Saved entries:

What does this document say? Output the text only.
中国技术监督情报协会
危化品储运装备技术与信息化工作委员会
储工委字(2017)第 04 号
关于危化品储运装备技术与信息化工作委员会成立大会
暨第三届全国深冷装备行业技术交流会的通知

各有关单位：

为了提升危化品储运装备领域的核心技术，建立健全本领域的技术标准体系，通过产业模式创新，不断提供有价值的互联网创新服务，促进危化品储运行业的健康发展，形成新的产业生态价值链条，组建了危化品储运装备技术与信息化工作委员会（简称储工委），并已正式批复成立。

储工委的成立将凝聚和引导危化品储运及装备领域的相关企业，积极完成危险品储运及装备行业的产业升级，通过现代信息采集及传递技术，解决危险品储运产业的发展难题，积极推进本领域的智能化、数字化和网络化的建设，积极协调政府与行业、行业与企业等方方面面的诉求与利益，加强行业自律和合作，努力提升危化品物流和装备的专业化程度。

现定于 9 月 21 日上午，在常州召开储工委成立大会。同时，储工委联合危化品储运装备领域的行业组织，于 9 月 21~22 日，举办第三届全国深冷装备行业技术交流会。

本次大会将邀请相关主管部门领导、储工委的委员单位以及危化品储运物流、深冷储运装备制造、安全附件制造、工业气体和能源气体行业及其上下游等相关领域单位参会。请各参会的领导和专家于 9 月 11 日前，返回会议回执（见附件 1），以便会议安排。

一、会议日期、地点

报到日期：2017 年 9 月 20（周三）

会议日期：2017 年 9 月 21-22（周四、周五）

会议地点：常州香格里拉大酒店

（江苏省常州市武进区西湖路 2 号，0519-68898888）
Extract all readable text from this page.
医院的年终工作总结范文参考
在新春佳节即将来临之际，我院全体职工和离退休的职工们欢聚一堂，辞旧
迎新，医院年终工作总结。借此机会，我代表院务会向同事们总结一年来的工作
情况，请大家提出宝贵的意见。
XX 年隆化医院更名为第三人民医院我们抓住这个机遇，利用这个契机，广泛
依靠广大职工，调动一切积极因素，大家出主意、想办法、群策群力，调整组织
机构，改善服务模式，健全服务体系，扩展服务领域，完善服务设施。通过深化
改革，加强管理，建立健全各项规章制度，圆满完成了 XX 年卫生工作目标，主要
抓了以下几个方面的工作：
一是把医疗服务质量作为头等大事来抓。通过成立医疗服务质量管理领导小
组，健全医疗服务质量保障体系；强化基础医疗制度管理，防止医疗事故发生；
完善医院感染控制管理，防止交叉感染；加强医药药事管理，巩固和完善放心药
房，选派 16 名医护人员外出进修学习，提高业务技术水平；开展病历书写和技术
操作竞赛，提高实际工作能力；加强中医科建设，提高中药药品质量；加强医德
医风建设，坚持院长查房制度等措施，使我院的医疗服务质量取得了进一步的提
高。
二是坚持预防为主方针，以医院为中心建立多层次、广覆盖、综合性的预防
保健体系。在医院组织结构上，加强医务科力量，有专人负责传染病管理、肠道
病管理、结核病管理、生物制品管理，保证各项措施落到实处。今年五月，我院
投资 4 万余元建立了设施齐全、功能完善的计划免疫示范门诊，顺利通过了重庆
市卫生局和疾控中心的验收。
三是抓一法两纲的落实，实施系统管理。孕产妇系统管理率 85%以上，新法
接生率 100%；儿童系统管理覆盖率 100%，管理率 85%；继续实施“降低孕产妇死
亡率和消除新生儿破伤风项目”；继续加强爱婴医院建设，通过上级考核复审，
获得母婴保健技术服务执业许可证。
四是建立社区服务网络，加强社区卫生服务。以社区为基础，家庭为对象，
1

**What to produce:** Print out every entry, keeping each one exact.

**Reply to the exercise:**
What does this document say? Output the text only.
中国技术监督情报协会
危化品储运装备技术与信息化工作委员会
储工委字(2017)第 04 号
关于危化品储运装备技术与信息化工作委员会成立大会
暨第三届全国深冷装备行业技术交流会的通知

各有关单位：

为了提升危化品储运装备领域的核心技术，建立健全本领域的技术标准体系，通过产业模式创新，不断提供有价值的互联网创新服务，促进危化品储运行业的健康发展，形成新的产业生态价值链条，组建了危化品储运装备技术与信息化工作委员会（简称储工委），并已正式批复成立。

储工委的成立将凝聚和引导危化品储运及装备领域的相关企业，积极完成危险品储运及装备行业的产业升级，通过现代信息采集及传递技术，解决危险品储运产业的发展难题，积极推进本领域的智能化、数字化和网络化的建设，积极协调政府与行业、行业与企业等方方面面的诉求与利益，加强行业自律和合作，努力提升危化品物流和装备的专业化程度。

现定于 9 月 21 日上午，在常州召开储工委成立大会。同时，储工委联合危化品储运装备领域的行业组织，于 9 月 21~22 日，举办第三届全国深冷装备行业技术交流会。

本次大会将邀请相关主管部门领导、储工委的委员单位以及危化品储运物流、深冷储运装备制造、安全附件制造、工业气体和能源气体行业及其上下游等相关领域单位参会。请各参会的领导和专家于 9 月 11 日前，返回会议回执（见附件 1），以便会议安排。

一、会议日期、地点

报到日期：2017 年 9 月 20（周三）

会议日期：2017 年 9 月 21-22（周四、周五）

会议地点：常州香格里拉大酒店

（江苏省常州市武进区西湖路 2 号，0519-68898888）
Extract all readable text from this page.
医院的年终工作总结范文参考
在新春佳节即将来临之际，我院全体职工和离退休的职工们欢聚一堂，辞旧
迎新，医院年终工作总结。借此机会，我代表院务会向同事们总结一年来的工作
情况，请大家提出宝贵的意见。
XX 年隆化医院更名为第三人民医院我们抓住这个机遇，利用这个契机，广泛
依靠广大职工，调动一切积极因素，大家出主意、想办法、群策群力，调整组织
机构，改善服务模式，健全服务体系，扩展服务领域，完善服务设施。通过深化
改革，加强管理，建立健全各项规章制度，圆满完成了 XX 年卫生工作目标，主要
抓了以下几个方面的工作：
一是把医疗服务质量作为头等大事来抓。通过成立医疗服务质量管理领导小
组，健全医疗服务质量保障体系；强化基础医疗制度管理，防止医疗事故发生；
完善医院感染控制管理，防止交叉感染；加强医药药事管理，巩固和完善放心药
房，选派 16 名医护人员外出进修学习，提高业务技术水平；开展病历书写和技术
操作竞赛，提高实际工作能力；加强中医科建设，提高中药药品质量；加强医德
医风建设，坚持院长查房制度等措施，使我院的医疗服务质量取得了进一步的提
高。
二是坚持预防为主方针，以医院为中心建立多层次、广覆盖、综合性的预防
保健体系。在医院组织结构上，加强医务科力量，有专人负责传染病管理、肠道
病管理、结核病管理、生物制品管理，保证各项措施落到实处。今年五月，我院
投资 4 万余元建立了设施齐全、功能完善的计划免疫示范门诊，顺利通过了重庆
市卫生局和疾控中心的验收。
三是抓一法两纲的落实，实施系统管理。孕产妇系统管理率 85%以上，新法
接生率 100%；儿童系统管理覆盖率 100%，管理率 85%；继续实施“降低孕产妇死
亡率和消除新生儿破伤风项目”；继续加强爱婴医院建设，通过上级考核复审，
获得母婴保健技术服务执业许可证。
四是建立社区服务网络，加强社区卫生服务。以社区为基础，家庭为对象，
1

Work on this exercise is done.